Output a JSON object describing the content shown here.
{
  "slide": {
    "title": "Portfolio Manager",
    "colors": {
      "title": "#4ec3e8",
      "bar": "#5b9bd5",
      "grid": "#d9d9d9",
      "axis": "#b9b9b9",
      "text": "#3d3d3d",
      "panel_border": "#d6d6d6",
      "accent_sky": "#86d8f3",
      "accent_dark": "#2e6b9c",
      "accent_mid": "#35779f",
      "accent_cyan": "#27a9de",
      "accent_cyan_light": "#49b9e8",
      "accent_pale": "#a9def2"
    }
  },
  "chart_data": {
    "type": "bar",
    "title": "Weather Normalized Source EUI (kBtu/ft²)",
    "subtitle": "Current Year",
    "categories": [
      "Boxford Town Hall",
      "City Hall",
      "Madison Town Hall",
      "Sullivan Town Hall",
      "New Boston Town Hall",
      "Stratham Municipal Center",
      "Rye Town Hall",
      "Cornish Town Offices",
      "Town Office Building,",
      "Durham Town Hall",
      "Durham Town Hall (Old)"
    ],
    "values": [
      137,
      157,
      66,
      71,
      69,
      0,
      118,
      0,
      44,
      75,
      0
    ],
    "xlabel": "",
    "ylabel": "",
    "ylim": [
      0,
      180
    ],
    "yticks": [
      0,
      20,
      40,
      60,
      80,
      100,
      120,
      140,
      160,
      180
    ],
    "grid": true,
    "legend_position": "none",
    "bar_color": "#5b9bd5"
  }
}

****

▸ Task to carry out
Output all preceding records character for character.

▸ Answer for this exercise
Output a JSON object describing the content shown here.
{
  "slide": {
    "title": "Portfolio Manager",
    "colors": {
      "title": "#4ec3e8",
      "bar": "#5b9bd5",
      "grid": "#d9d9d9",
      "axis": "#b9b9b9",
      "text": "#3d3d3d",
      "panel_border": "#d6d6d6",
      "accent_sky": "#86d8f3",
      "accent_dark": "#2e6b9c",
      "accent_mid": "#35779f",
      "accent_cyan": "#27a9de",
      "accent_cyan_light": "#49b9e8",
      "accent_pale": "#a9def2"
    }
  },
  "chart_data": {
    "type": "bar",
    "title": "Weather Normalized Source EUI (kBtu/ft²)",
    "subtitle": "Current Year",
    "categories": [
      "Boxford Town Hall",
      "City Hall",
      "Madison Town Hall",
      "Sullivan Town Hall",
      "New Boston Town Hall",
      "Stratham Municipal Center",
      "Rye Town Hall",
      "Cornish Town Offices",
      "Town Office Building,",
      "Durham Town Hall",
      "Durham Town Hall (Old)"
    ],
    "values": [
      137,
      157,
      66,
      71,
      69,
      0,
      118,
      0,
      44,
      75,
      0
    ],
    "xlabel": "",
    "ylabel": "",
    "ylim": [
      0,
      180
    ],
    "yticks": [
      0,
      20,
      40,
      60,
      80,
      100,
      120,
      140,
      160,
      180
    ],
    "grid": true,
    "legend_position": "none",
    "bar_color": "#5b9bd5"
  }
}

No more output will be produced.